* Goal *
Exactly how many lines have the word "Ameer"? Answer with the bare number.

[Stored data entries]
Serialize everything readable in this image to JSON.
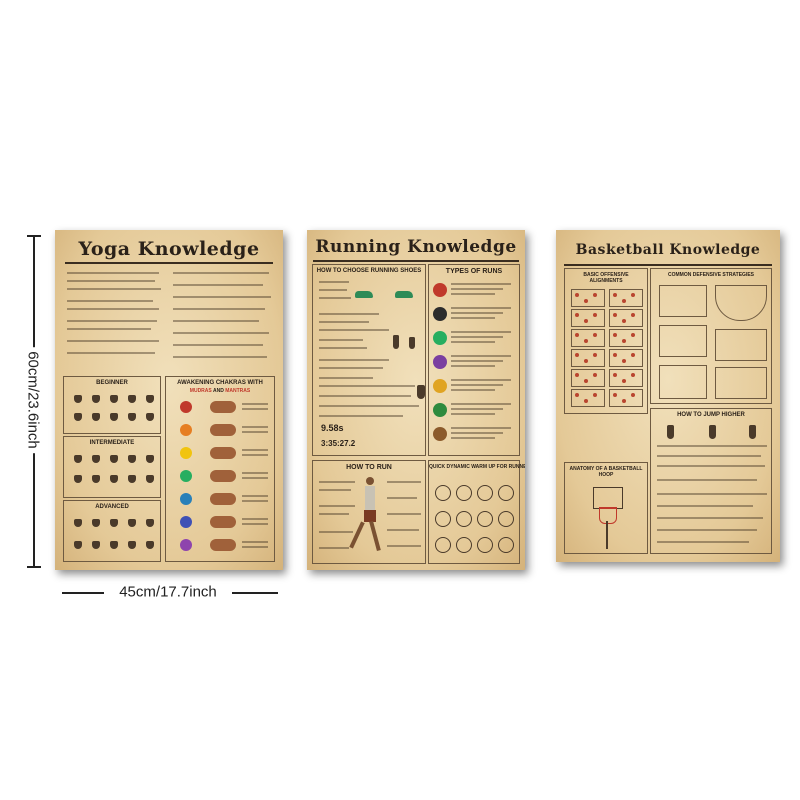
{
  "dimensions": {
    "height": "60cm/23.6inch",
    "width": "45cm/17.7inch"
  },
  "posters": {
    "yoga": {
      "title": "Yoga Knowledge",
      "sections": [
        "BEGINNER",
        "INTERMEDIATE",
        "ADVANCED"
      ],
      "chakras_title": "AWAKENING CHAKRAS WITH",
      "chakras_sub1": "MUDRAS",
      "chakras_and": "AND",
      "chakras_sub2": "MANTRAS"
    },
    "running": {
      "title": "Running Knowledge",
      "sections": {
        "shoes": "HOW TO CHOOSE RUNNING SHOES",
        "types": "TYPES OF RUNS",
        "how": "HOW TO RUN",
        "warmup": "QUICK DYNAMIC WARM UP FOR RUNNERS"
      },
      "stats": [
        "9.58s",
        "3:35:27.2"
      ]
    },
    "basketball": {
      "title": "Basketball Knowledge",
      "sections": {
        "offensive": "BASIC OFFENSIVE ALIGNMENTS",
        "defense": "COMMON DEFENSIVE STRATEGIES",
        "jump": "HOW TO JUMP HIGHER",
        "hoop": "ANATOMY OF A BASKETBALL HOOP"
      }
    }
  },
  "colors": {
    "paper": "#e9d3a6",
    "ink": "#2a2119",
    "chakras": [
      "#c0392b",
      "#e67e22",
      "#f1c40f",
      "#27ae60",
      "#2980b9",
      "#3f51b5",
      "#8e44ad"
    ],
    "runs": [
      "#c0392b",
      "#2c2c2c",
      "#27ae60",
      "#7b3fa0",
      "#e0a422",
      "#2e8b3e",
      "#8b5a2b"
    ]
  }
}
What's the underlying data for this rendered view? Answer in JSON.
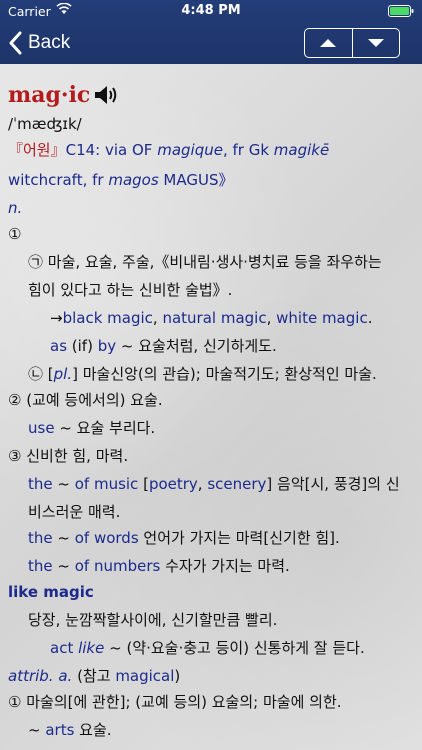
{
  "status": {
    "carrier": "Carrier",
    "time": "4:48 PM"
  },
  "nav": {
    "back_label": "Back"
  },
  "entry": {
    "headword": "mag·ic",
    "pron": "/ˈmæʤɪk/",
    "ety_tag": "『어원』",
    "ety_a": "C14: via OF ",
    "ety_b": "magique",
    "ety_c": ", fr Gk ",
    "ety_d": "magikē",
    "ety2_a": "witchcraft, fr ",
    "ety2_b": "magos",
    "ety2_c": " MAGUS",
    "ety2_d": "》",
    "pos": "n.",
    "s1": "①",
    "s1a": "㉠ 마술, 요술, 주술,《비내림·생사·병치료 등을 좌우하는",
    "s1a2": "힘이 있다고 하는 신비한 술법》.",
    "xr_arrow": "→",
    "xr1": "black magic",
    "comma1": ", ",
    "xr2": "natural magic",
    "comma2": ", ",
    "xr3": "white magic",
    "dot1": ".",
    "ex1_a": "as",
    "ex1_b": " (if) ",
    "ex1_c": "by",
    "ex1_d": " ~ 요술처럼, 신기하게도.",
    "s1b_a": "㉡ [",
    "s1b_b": "pl.",
    "s1b_c": "] 마술신앙(의 관습); 마술적기도; 환상적인 마술.",
    "s2": "② (교예 등에서의) 요술.",
    "ex2_a": "use",
    "ex2_b": " ~ 요술 부리다.",
    "s3": "③ 신비한 힘, 마력.",
    "ex3_a": "the",
    "ex3_b": " ~ ",
    "ex3_c": "of music",
    "ex3_d": " [",
    "ex3_e": "poetry",
    "ex3_f": ", ",
    "ex3_g": "scenery",
    "ex3_h": "] 음악[시, 풍경]의 신",
    "ex3_2": "비스러운 매력.",
    "ex4_a": "the",
    "ex4_b": " ~ ",
    "ex4_c": "of words",
    "ex4_d": " 언어가 가지는 마력[신기한 힘].",
    "ex5_a": "the",
    "ex5_b": " ~ ",
    "ex5_c": "of numbers",
    "ex5_d": " 수자가 가지는 마력.",
    "idiom": "like magic",
    "idiom_def": "당장, 눈깜짝할사이에, 신기할만큼 빨리.",
    "ex6_a": "act",
    "ex6_b": " like",
    "ex6_c": " ~ (약·요술·충고 등이) 신통하게 잘 듣다.",
    "attrib_a": "attrib. a.",
    "attrib_b": " (참고 ",
    "attrib_c": "magical",
    "attrib_d": ")",
    "a1": "① 마술의[에 관한]; (교예 등의) 요술의; 마술에 의한.",
    "ex7_a": "~ ",
    "ex7_b": "arts",
    "ex7_c": " 요술."
  }
}
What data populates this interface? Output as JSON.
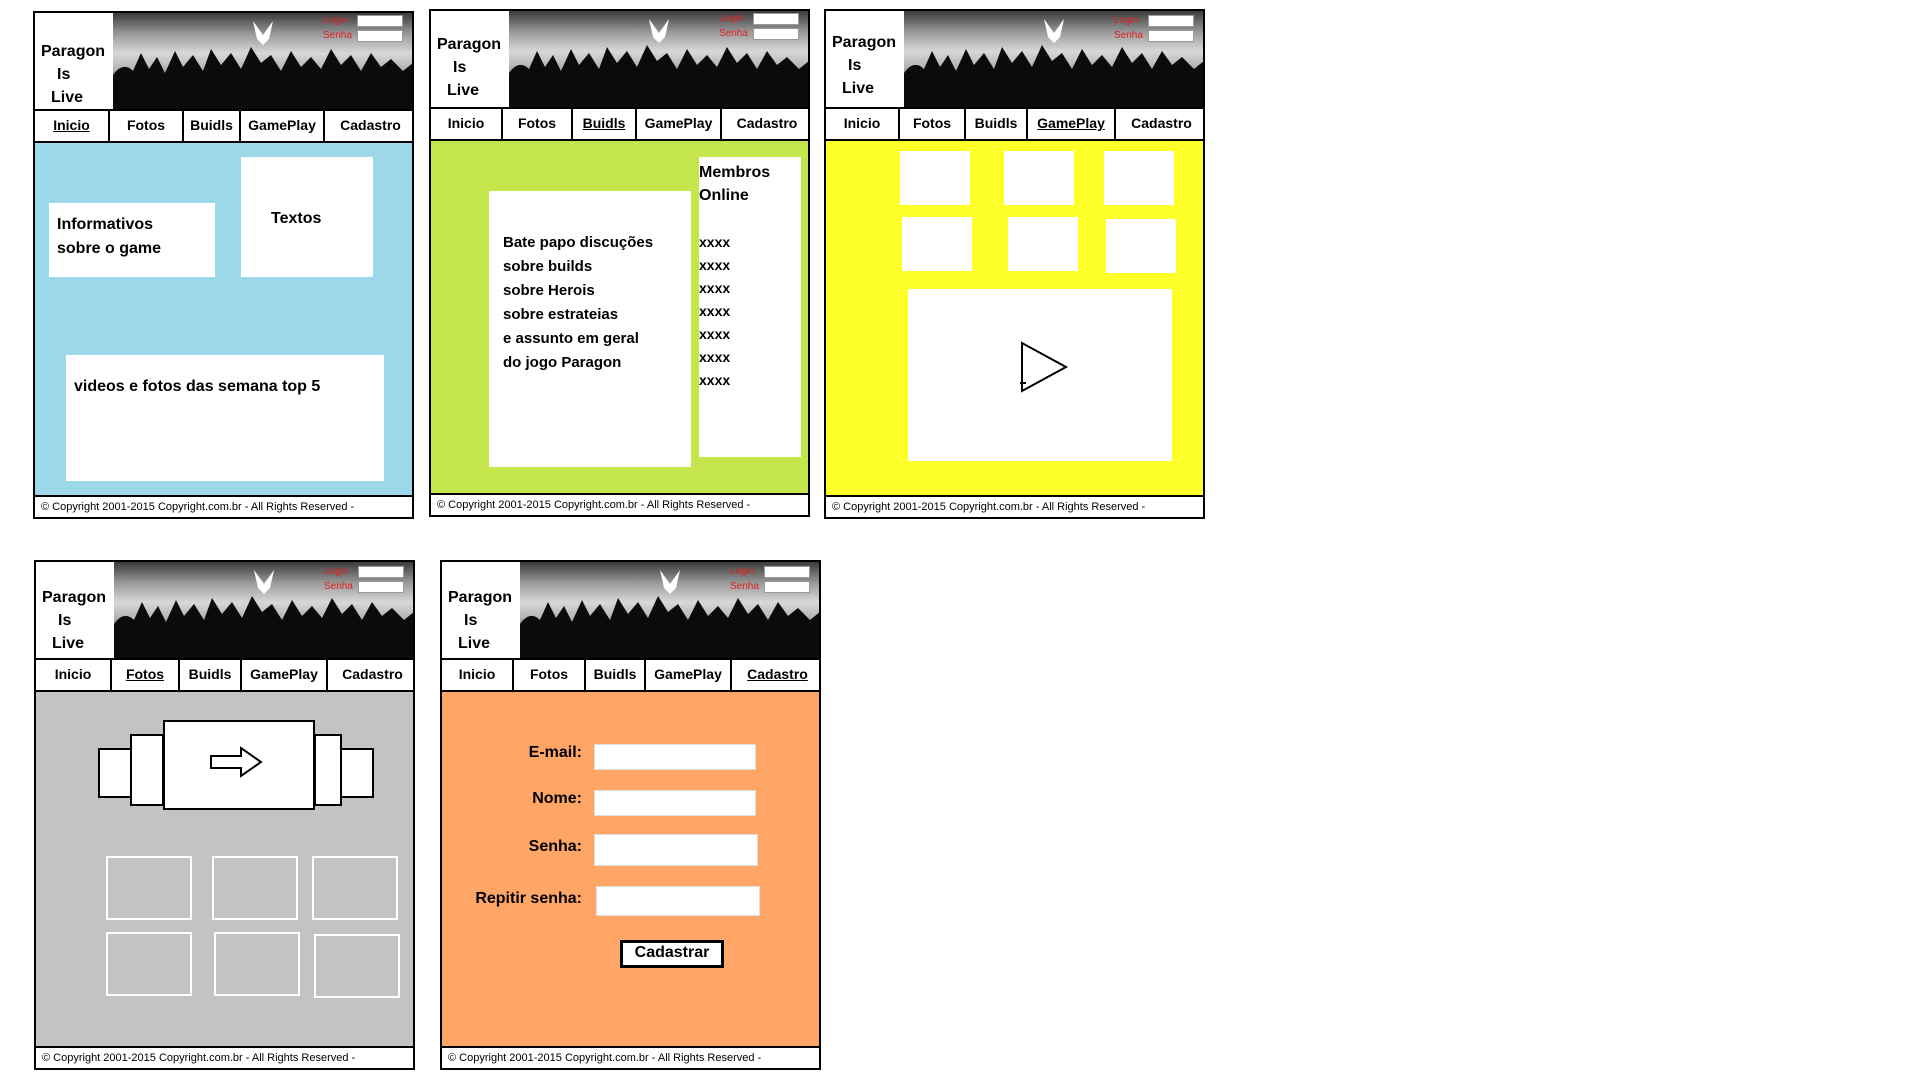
{
  "site": {
    "logo": [
      "Paragon",
      "Is",
      "Live"
    ],
    "login_label": "Login",
    "senha_label": "Senha",
    "nav": [
      "Inicio",
      "Fotos",
      "Buidls",
      "GamePlay",
      "Cadastro"
    ],
    "copyright": "© Copyright 2001-2015 Copyright.com.br - All Rights Reserved -"
  },
  "colors": {
    "inicio_bg": "#9dd8e8",
    "buidls_bg": "#c4e64a",
    "gameplay_bg": "#ffff2a",
    "fotos_bg": "#c3c3c3",
    "cadastro_bg": "#ffa566",
    "login_red": "#e02020"
  },
  "pages": {
    "inicio": {
      "info_text": [
        "Informativos",
        "sobre o game"
      ],
      "textos": "Textos",
      "videos": "videos e fotos das semana top 5"
    },
    "buidls": {
      "chat_lines": [
        "Bate papo discuções",
        "sobre builds",
        "sobre Herois",
        "sobre estrateias",
        "e assunto em geral",
        "do jogo Paragon"
      ],
      "members_title": [
        "Membros",
        "Online"
      ],
      "members": [
        "xxxx",
        "xxxx",
        "xxxx",
        "xxxx",
        "xxxx",
        "xxxx",
        "xxxx"
      ]
    },
    "gameplay": {
      "icon": "play-icon"
    },
    "fotos": {
      "icon": "arrow-right-icon"
    },
    "cadastro": {
      "email_label": "E-mail:",
      "nome_label": "Nome:",
      "senha_label": "Senha:",
      "repetir_label": "Repitir senha:",
      "button": "Cadastrar"
    }
  }
}
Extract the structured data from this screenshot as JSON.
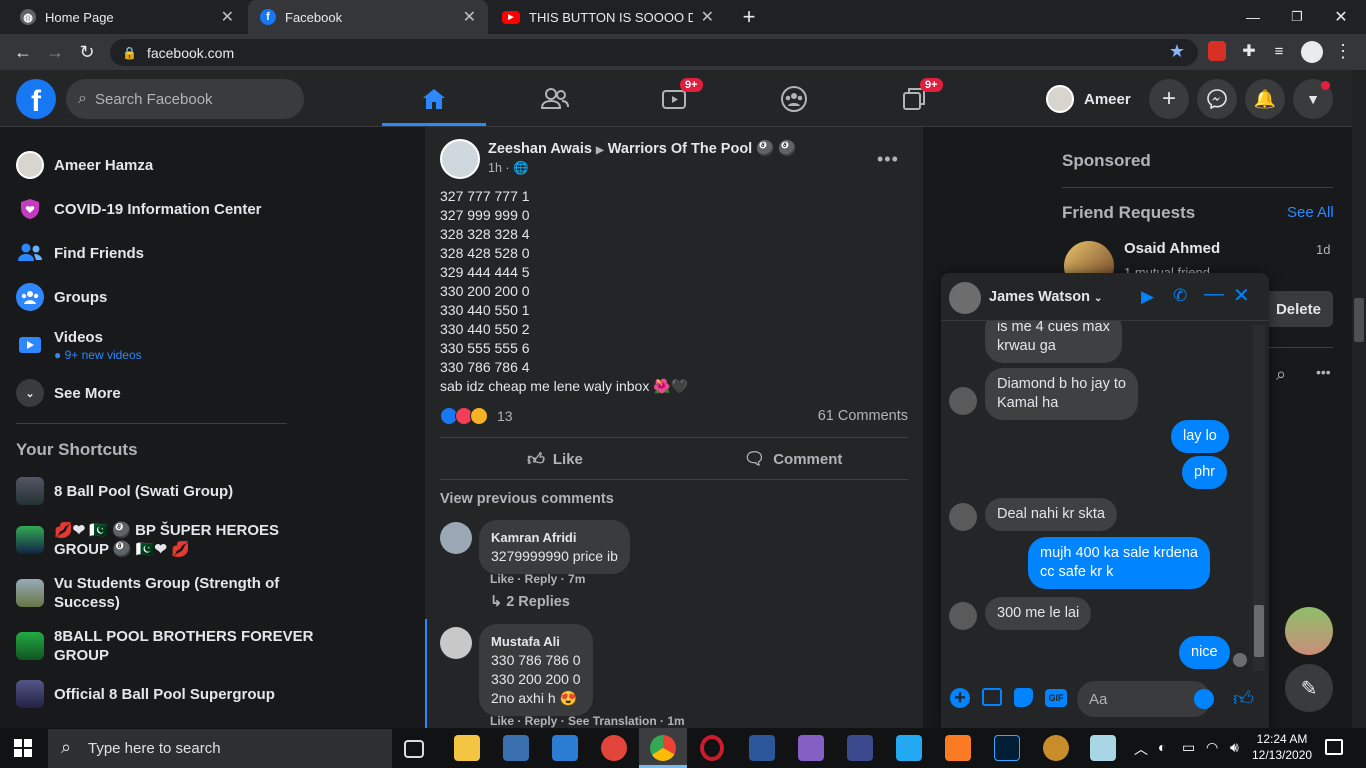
{
  "browser": {
    "tabs": [
      {
        "title": "Home Page",
        "active": false
      },
      {
        "title": "Facebook",
        "active": true
      },
      {
        "title": "THIS BUTTON IS SOOOO DANGE",
        "active": false
      }
    ],
    "url": "facebook.com"
  },
  "header": {
    "search_placeholder": "Search Facebook",
    "watch_badge": "9+",
    "gaming_badge": "9+",
    "profile_name": "Ameer"
  },
  "left_nav": {
    "items": [
      {
        "label": "Ameer Hamza"
      },
      {
        "label": "COVID-19 Information Center"
      },
      {
        "label": "Find Friends"
      },
      {
        "label": "Groups"
      },
      {
        "label": "Videos",
        "sub": "9+ new videos"
      },
      {
        "label": "See More"
      }
    ],
    "shortcuts_title": "Your Shortcuts",
    "shortcuts": [
      {
        "line1": "8 Ball Pool (Swati Group)",
        "line2": ""
      },
      {
        "line1": "💋❤ 🇵🇰 🎱 BP ŠUPER HEROES",
        "line2": "GROUP 🎱 🇵🇰❤ 💋"
      },
      {
        "line1": "Vu Students Group (Strength of",
        "line2": "Success)"
      },
      {
        "line1": "8BALL POOL BROTHERS FOREVER",
        "line2": "GROUP"
      },
      {
        "line1": "Official 8 Ball Pool Supergroup",
        "line2": ""
      }
    ]
  },
  "post": {
    "author": "Zeeshan Awais",
    "arrow": "▶",
    "group": "Warriors Of The Pool 🎱 🎱",
    "time": "1h · 🌐",
    "lines": [
      "327 777 777 1",
      "327 999 999 0",
      "328 328 328 4",
      "328 428 528 0",
      "329 444 444 5",
      "330 200 200 0",
      "330 440 550 1",
      "330 440 550 2",
      "330 555 555 6",
      "330 786 786 4",
      "sab idz cheap me lene waly inbox 🌺🖤"
    ],
    "reaction_count": "13",
    "comment_count": "61 Comments",
    "like_label": "Like",
    "comment_label": "Comment",
    "view_previous": "View previous comments",
    "comments": [
      {
        "name": "Kamran Afridi",
        "text": [
          "3279999990 price ib"
        ],
        "meta": "Like · Reply · 7m",
        "replies": "2 Replies"
      },
      {
        "name": "Mustafa Ali",
        "text": [
          "330 786 786 0",
          "330 200 200 0",
          "2no axhi h 😍"
        ],
        "meta": "Like · Reply · See Translation · 1m"
      }
    ]
  },
  "right": {
    "sponsored": "Sponsored",
    "friend_requests": "Friend Requests",
    "see_all": "See All",
    "request_name": "Osaid Ahmed",
    "request_time": "1d",
    "mutual": "1 mutual friend",
    "delete_label": "Delete"
  },
  "chat": {
    "name": "James Watson",
    "input_placeholder": "Aa",
    "messages": [
      {
        "dir": "in",
        "text": "is me 4 cues max\nkrwau ga"
      },
      {
        "dir": "in",
        "text": "Diamond b ho jay to\nKamal ha"
      },
      {
        "dir": "out",
        "text": "lay lo"
      },
      {
        "dir": "out",
        "text": "phr"
      },
      {
        "dir": "in",
        "text": "Deal nahi kr skta"
      },
      {
        "dir": "out",
        "text": "mujh 400 ka sale krdena\ncc safe kr k"
      },
      {
        "dir": "in",
        "text": "300 me le lai"
      },
      {
        "dir": "out",
        "text": "nice"
      }
    ]
  },
  "taskbar": {
    "search_placeholder": "Type here to search",
    "time": "12:24 AM",
    "date": "12/13/2020"
  },
  "colors": {
    "fb_blue": "#1877f2",
    "bg": "#18191a",
    "card": "#242526",
    "messenger_blue": "#0084ff"
  }
}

* Completed exercise *
2